> **CHALLENGE**: The records below need retyping in full; give them again exactly.

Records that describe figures
- - -

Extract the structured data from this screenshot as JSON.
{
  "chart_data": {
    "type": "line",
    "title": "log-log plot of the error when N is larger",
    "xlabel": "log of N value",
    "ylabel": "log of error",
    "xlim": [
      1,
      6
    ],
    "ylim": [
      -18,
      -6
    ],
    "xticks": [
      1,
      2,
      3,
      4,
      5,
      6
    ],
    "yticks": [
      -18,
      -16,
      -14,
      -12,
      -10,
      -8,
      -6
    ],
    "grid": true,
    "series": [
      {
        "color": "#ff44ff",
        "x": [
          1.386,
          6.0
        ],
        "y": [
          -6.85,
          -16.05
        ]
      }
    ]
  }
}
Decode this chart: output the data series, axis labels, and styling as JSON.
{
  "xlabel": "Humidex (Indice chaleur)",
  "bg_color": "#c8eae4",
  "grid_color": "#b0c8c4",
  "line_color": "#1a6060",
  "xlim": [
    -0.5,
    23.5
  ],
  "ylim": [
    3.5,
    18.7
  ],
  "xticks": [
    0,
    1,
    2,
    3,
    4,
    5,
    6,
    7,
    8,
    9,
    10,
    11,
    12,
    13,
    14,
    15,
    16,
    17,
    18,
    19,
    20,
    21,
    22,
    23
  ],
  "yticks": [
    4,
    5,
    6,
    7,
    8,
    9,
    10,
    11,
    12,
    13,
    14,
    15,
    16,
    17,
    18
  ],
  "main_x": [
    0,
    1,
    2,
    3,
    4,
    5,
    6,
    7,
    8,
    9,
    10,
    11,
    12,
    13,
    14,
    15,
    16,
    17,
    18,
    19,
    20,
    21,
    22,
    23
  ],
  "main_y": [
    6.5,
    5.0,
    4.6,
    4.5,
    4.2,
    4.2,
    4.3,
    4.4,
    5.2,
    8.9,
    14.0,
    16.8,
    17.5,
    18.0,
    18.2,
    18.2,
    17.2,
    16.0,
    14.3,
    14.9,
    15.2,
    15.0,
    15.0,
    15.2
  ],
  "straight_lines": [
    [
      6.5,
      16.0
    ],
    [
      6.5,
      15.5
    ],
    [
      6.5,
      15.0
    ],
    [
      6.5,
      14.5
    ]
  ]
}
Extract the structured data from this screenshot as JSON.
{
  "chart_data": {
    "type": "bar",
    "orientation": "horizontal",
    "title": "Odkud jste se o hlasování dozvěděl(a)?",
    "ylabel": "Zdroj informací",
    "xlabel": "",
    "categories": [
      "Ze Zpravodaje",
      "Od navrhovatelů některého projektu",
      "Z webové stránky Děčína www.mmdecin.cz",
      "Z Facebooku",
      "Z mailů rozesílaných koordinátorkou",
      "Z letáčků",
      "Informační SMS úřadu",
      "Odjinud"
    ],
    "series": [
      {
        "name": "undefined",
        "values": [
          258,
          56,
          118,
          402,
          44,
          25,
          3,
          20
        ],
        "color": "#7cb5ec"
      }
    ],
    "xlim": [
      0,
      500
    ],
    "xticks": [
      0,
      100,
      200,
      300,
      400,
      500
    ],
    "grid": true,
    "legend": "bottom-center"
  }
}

- - -

> **WRITTEN SOLUTION**:
Extract the structured data from this screenshot as JSON.
{
  "chart_data": {
    "type": "line",
    "title": "log-log plot of the error when N is larger",
    "xlabel": "log of N value",
    "ylabel": "log of error",
    "xlim": [
      1,
      6
    ],
    "ylim": [
      -18,
      -6
    ],
    "xticks": [
      1,
      2,
      3,
      4,
      5,
      6
    ],
    "yticks": [
      -18,
      -16,
      -14,
      -12,
      -10,
      -8,
      -6
    ],
    "grid": true,
    "series": [
      {
        "color": "#ff44ff",
        "x": [
          1.386,
          6.0
        ],
        "y": [
          -6.85,
          -16.05
        ]
      }
    ]
  }
}
Decode this chart: output the data series, axis labels, and styling as JSON.
{
  "xlabel": "Humidex (Indice chaleur)",
  "bg_color": "#c8eae4",
  "grid_color": "#b0c8c4",
  "line_color": "#1a6060",
  "xlim": [
    -0.5,
    23.5
  ],
  "ylim": [
    3.5,
    18.7
  ],
  "xticks": [
    0,
    1,
    2,
    3,
    4,
    5,
    6,
    7,
    8,
    9,
    10,
    11,
    12,
    13,
    14,
    15,
    16,
    17,
    18,
    19,
    20,
    21,
    22,
    23
  ],
  "yticks": [
    4,
    5,
    6,
    7,
    8,
    9,
    10,
    11,
    12,
    13,
    14,
    15,
    16,
    17,
    18
  ],
  "main_x": [
    0,
    1,
    2,
    3,
    4,
    5,
    6,
    7,
    8,
    9,
    10,
    11,
    12,
    13,
    14,
    15,
    16,
    17,
    18,
    19,
    20,
    21,
    22,
    23
  ],
  "main_y": [
    6.5,
    5.0,
    4.6,
    4.5,
    4.2,
    4.2,
    4.3,
    4.4,
    5.2,
    8.9,
    14.0,
    16.8,
    17.5,
    18.0,
    18.2,
    18.2,
    17.2,
    16.0,
    14.3,
    14.9,
    15.2,
    15.0,
    15.0,
    15.2
  ],
  "straight_lines": [
    [
      6.5,
      16.0
    ],
    [
      6.5,
      15.5
    ],
    [
      6.5,
      15.0
    ],
    [
      6.5,
      14.5
    ]
  ]
}
Extract the structured data from this screenshot as JSON.
{
  "chart_data": {
    "type": "bar",
    "orientation": "horizontal",
    "title": "Odkud jste se o hlasování dozvěděl(a)?",
    "ylabel": "Zdroj informací",
    "xlabel": "",
    "categories": [
      "Ze Zpravodaje",
      "Od navrhovatelů některého projektu",
      "Z webové stránky Děčína www.mmdecin.cz",
      "Z Facebooku",
      "Z mailů rozesílaných koordinátorkou",
      "Z letáčků",
      "Informační SMS úřadu",
      "Odjinud"
    ],
    "series": [
      {
        "name": "undefined",
        "values": [
          258,
          56,
          118,
          402,
          44,
          25,
          3,
          20
        ],
        "color": "#7cb5ec"
      }
    ],
    "xlim": [
      0,
      500
    ],
    "xticks": [
      0,
      100,
      200,
      300,
      400,
      500
    ],
    "grid": true,
    "legend": "bottom-center"
  }
}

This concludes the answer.